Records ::
======

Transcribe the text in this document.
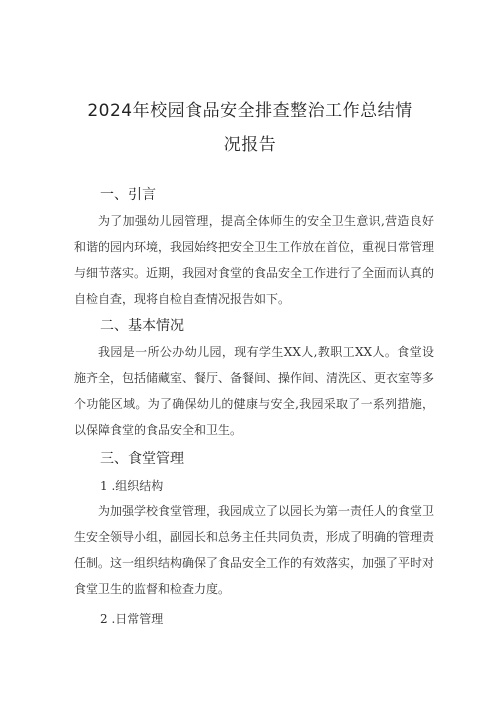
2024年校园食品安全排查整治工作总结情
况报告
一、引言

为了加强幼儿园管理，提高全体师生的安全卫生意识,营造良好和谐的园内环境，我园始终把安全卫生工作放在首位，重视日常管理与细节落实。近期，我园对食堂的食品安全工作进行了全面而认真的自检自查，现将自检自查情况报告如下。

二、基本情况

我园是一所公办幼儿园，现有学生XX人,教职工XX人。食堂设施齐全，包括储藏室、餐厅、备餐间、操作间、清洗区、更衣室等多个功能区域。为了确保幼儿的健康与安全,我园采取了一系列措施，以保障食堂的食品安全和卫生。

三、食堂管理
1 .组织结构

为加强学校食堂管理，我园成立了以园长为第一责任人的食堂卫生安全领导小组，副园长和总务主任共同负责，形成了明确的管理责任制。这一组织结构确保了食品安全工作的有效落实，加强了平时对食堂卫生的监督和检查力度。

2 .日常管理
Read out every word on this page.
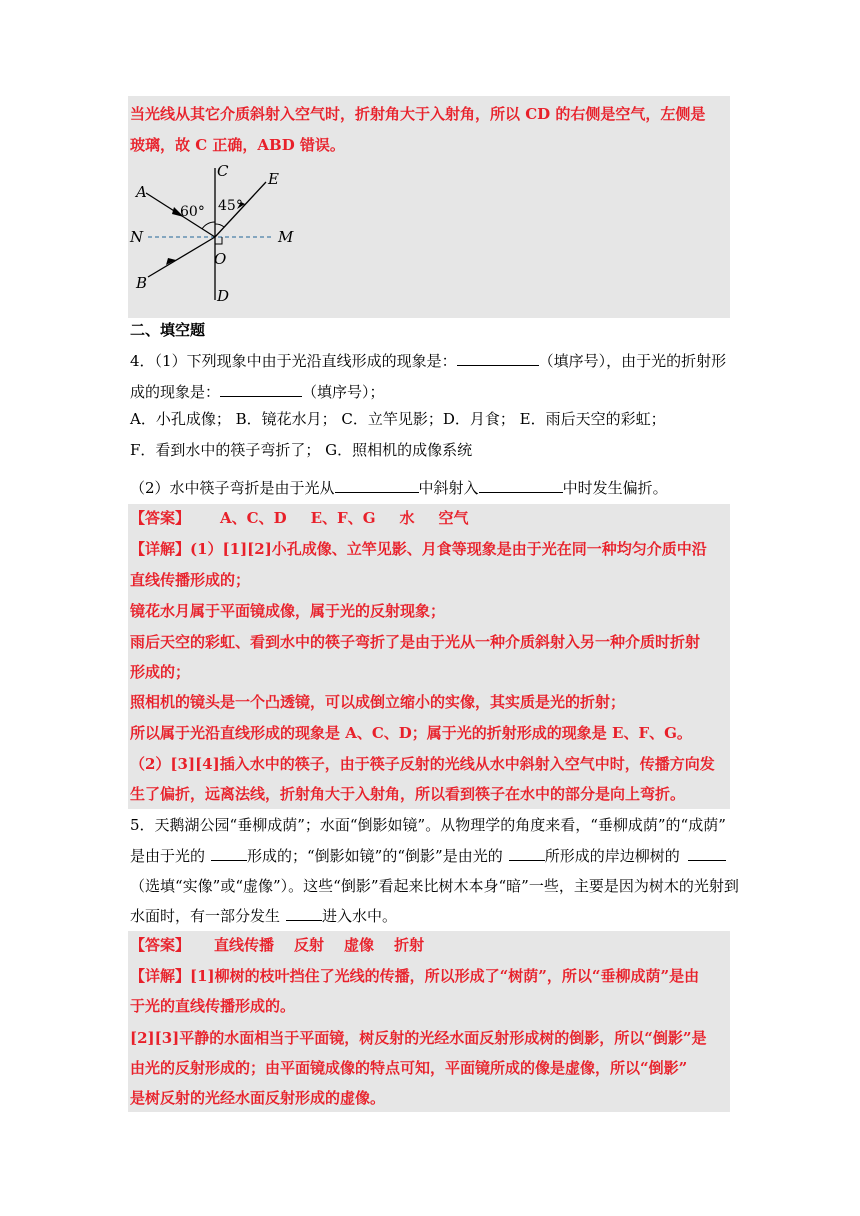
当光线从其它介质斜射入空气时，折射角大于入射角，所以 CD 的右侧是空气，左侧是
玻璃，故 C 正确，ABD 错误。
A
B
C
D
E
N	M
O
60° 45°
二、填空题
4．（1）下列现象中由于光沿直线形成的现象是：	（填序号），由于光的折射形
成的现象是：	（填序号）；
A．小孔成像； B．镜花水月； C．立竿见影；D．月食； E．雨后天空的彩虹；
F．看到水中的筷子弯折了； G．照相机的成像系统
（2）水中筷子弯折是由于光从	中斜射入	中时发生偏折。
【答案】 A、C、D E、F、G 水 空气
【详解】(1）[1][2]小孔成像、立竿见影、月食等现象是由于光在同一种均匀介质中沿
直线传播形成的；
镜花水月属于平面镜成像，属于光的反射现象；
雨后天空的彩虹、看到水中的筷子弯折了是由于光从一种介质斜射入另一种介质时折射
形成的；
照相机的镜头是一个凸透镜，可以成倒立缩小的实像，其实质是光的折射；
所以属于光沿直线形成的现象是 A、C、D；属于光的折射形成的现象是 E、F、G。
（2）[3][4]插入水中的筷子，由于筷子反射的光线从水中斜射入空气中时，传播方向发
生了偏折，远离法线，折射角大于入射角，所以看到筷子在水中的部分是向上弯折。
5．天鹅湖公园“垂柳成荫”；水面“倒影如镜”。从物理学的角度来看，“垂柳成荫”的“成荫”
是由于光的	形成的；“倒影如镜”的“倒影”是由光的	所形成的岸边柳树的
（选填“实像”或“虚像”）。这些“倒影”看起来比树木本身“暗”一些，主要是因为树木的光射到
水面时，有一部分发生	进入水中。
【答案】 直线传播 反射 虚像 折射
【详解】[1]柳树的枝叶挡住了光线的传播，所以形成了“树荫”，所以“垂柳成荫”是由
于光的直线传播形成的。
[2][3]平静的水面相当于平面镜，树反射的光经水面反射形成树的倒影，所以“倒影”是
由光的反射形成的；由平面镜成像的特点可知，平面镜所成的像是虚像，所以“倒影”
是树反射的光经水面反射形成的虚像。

======

Exercise task :: Which lines hold the word "雨后天空的彩虹"? Copy every one of them.

Full response ::
A．小孔成像； B．镜花水月； C．立竿见影；D．月食； E．雨后天空的彩虹；
雨后天空的彩虹、看到水中的筷子弯折了是由于光从一种介质斜射入另一种介质时折射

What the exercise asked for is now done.